- **EXERCISE OBJECTIVE**: Your task is to repeat the lines below exactly, excluding any pictures they contain.

- **PROVIDED RECORDS**:

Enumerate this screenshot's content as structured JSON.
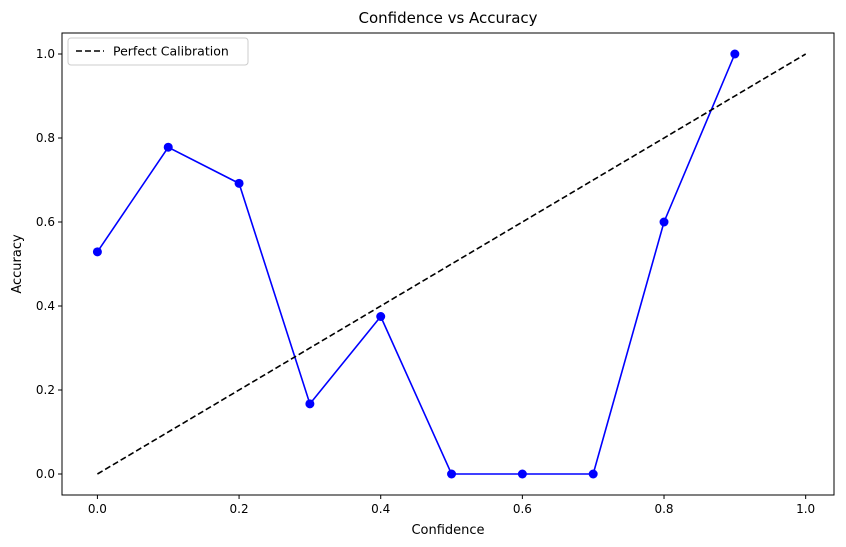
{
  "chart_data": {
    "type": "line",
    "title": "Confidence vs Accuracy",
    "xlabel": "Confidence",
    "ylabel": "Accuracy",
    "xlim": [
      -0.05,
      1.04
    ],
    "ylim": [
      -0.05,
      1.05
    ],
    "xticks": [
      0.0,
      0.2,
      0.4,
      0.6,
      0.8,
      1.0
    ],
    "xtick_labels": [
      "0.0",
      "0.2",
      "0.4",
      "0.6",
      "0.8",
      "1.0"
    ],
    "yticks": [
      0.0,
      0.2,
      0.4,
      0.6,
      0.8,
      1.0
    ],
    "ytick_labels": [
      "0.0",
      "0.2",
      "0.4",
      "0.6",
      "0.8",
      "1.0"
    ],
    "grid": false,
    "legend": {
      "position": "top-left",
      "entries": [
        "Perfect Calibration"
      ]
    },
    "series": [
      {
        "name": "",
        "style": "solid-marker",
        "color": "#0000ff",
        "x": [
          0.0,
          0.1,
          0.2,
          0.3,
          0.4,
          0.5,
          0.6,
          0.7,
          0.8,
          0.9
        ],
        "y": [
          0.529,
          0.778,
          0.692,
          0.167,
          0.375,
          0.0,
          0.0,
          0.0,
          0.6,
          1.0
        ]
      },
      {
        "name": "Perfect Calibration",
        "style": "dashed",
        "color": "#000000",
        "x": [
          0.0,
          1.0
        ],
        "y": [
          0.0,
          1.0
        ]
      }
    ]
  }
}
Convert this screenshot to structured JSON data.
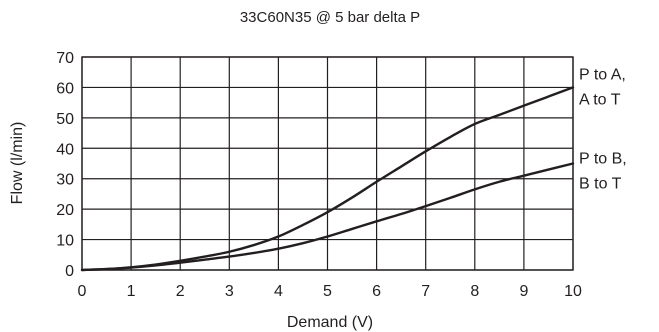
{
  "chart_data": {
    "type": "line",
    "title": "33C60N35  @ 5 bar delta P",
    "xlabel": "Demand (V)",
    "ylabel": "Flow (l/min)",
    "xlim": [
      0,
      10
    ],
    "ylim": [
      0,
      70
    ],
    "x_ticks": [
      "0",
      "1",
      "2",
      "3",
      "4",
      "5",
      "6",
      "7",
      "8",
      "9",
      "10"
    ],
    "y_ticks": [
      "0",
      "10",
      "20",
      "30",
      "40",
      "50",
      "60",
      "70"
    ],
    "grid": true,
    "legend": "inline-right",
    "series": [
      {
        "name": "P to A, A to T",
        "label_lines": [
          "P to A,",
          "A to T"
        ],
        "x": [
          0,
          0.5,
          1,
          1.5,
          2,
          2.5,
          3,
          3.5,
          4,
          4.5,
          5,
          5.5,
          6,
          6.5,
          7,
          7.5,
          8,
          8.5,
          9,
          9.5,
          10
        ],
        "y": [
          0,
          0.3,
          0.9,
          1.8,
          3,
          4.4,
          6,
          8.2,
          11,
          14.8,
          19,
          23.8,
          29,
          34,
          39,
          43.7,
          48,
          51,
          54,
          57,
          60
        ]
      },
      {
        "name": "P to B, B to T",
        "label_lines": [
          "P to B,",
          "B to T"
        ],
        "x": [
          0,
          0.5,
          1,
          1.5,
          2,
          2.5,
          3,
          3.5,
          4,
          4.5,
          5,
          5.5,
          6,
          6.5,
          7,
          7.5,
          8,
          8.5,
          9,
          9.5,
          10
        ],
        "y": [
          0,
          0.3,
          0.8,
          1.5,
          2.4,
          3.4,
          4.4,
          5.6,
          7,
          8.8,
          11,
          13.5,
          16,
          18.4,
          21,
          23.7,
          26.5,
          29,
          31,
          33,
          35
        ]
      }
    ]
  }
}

- **ANSWER IN FULL**:
Enumerate this screenshot's content as structured JSON.
{
  "chart_data": {
    "type": "line",
    "title": "Confidence vs Accuracy",
    "xlabel": "Confidence",
    "ylabel": "Accuracy",
    "xlim": [
      -0.05,
      1.04
    ],
    "ylim": [
      -0.05,
      1.05
    ],
    "xticks": [
      0.0,
      0.2,
      0.4,
      0.6,
      0.8,
      1.0
    ],
    "xtick_labels": [
      "0.0",
      "0.2",
      "0.4",
      "0.6",
      "0.8",
      "1.0"
    ],
    "yticks": [
      0.0,
      0.2,
      0.4,
      0.6,
      0.8,
      1.0
    ],
    "ytick_labels": [
      "0.0",
      "0.2",
      "0.4",
      "0.6",
      "0.8",
      "1.0"
    ],
    "grid": false,
    "legend": {
      "position": "top-left",
      "entries": [
        "Perfect Calibration"
      ]
    },
    "series": [
      {
        "name": "",
        "style": "solid-marker",
        "color": "#0000ff",
        "x": [
          0.0,
          0.1,
          0.2,
          0.3,
          0.4,
          0.5,
          0.6,
          0.7,
          0.8,
          0.9
        ],
        "y": [
          0.529,
          0.778,
          0.692,
          0.167,
          0.375,
          0.0,
          0.0,
          0.0,
          0.6,
          1.0
        ]
      },
      {
        "name": "Perfect Calibration",
        "style": "dashed",
        "color": "#000000",
        "x": [
          0.0,
          1.0
        ],
        "y": [
          0.0,
          1.0
        ]
      }
    ]
  }
}
Convert this screenshot to structured JSON data.
{
  "chart_data": {
    "type": "line",
    "title": "33C60N35  @ 5 bar delta P",
    "xlabel": "Demand (V)",
    "ylabel": "Flow (l/min)",
    "xlim": [
      0,
      10
    ],
    "ylim": [
      0,
      70
    ],
    "x_ticks": [
      "0",
      "1",
      "2",
      "3",
      "4",
      "5",
      "6",
      "7",
      "8",
      "9",
      "10"
    ],
    "y_ticks": [
      "0",
      "10",
      "20",
      "30",
      "40",
      "50",
      "60",
      "70"
    ],
    "grid": true,
    "legend": "inline-right",
    "series": [
      {
        "name": "P to A, A to T",
        "label_lines": [
          "P to A,",
          "A to T"
        ],
        "x": [
          0,
          0.5,
          1,
          1.5,
          2,
          2.5,
          3,
          3.5,
          4,
          4.5,
          5,
          5.5,
          6,
          6.5,
          7,
          7.5,
          8,
          8.5,
          9,
          9.5,
          10
        ],
        "y": [
          0,
          0.3,
          0.9,
          1.8,
          3,
          4.4,
          6,
          8.2,
          11,
          14.8,
          19,
          23.8,
          29,
          34,
          39,
          43.7,
          48,
          51,
          54,
          57,
          60
        ]
      },
      {
        "name": "P to B, B to T",
        "label_lines": [
          "P to B,",
          "B to T"
        ],
        "x": [
          0,
          0.5,
          1,
          1.5,
          2,
          2.5,
          3,
          3.5,
          4,
          4.5,
          5,
          5.5,
          6,
          6.5,
          7,
          7.5,
          8,
          8.5,
          9,
          9.5,
          10
        ],
        "y": [
          0,
          0.3,
          0.8,
          1.5,
          2.4,
          3.4,
          4.4,
          5.6,
          7,
          8.8,
          11,
          13.5,
          16,
          18.4,
          21,
          23.7,
          26.5,
          29,
          31,
          33,
          35
        ]
      }
    ]
  }
}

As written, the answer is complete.